**Stated goal**
Give the data below again exactly as it stands. Omit the pictures.

Dataset items:

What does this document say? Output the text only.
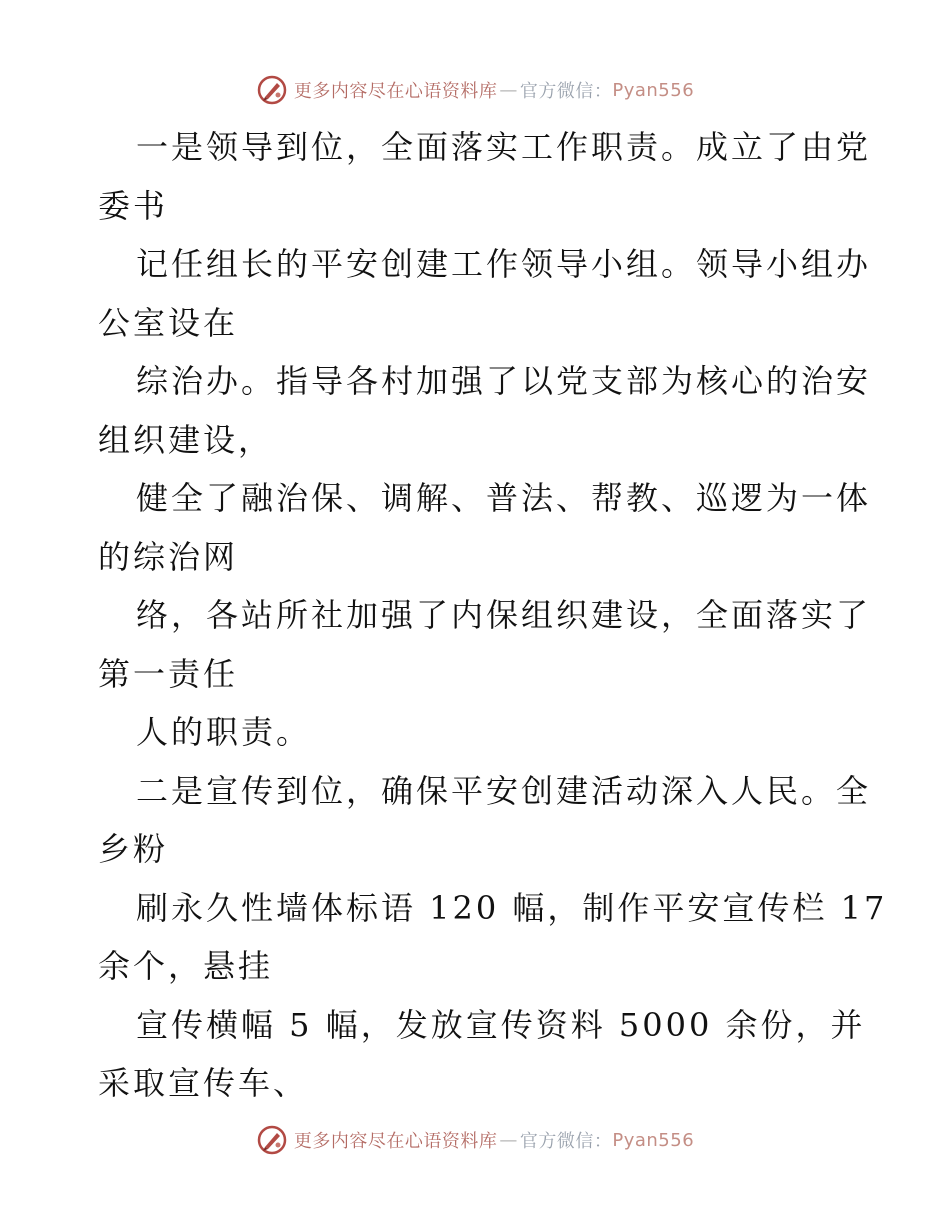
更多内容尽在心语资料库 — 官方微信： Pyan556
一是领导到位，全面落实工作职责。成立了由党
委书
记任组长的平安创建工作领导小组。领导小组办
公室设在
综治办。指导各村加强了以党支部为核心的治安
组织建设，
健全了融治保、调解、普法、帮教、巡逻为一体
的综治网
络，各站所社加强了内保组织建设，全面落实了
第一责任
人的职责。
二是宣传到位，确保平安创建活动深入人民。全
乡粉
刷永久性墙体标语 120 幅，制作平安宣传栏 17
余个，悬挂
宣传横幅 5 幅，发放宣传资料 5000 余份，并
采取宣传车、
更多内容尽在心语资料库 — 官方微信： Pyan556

**Solution to this problem**
What does this document say? Output the text only.
更多内容尽在心语资料库 — 官方微信： Pyan556
一是领导到位，全面落实工作职责。成立了由党
委书
记任组长的平安创建工作领导小组。领导小组办
公室设在
综治办。指导各村加强了以党支部为核心的治安
组织建设，
健全了融治保、调解、普法、帮教、巡逻为一体
的综治网
络，各站所社加强了内保组织建设，全面落实了
第一责任
人的职责。
二是宣传到位，确保平安创建活动深入人民。全
乡粉
刷永久性墙体标语 120 幅，制作平安宣传栏 17
余个，悬挂
宣传横幅 5 幅，发放宣传资料 5000 余份，并
采取宣传车、
更多内容尽在心语资料库 — 官方微信： Pyan556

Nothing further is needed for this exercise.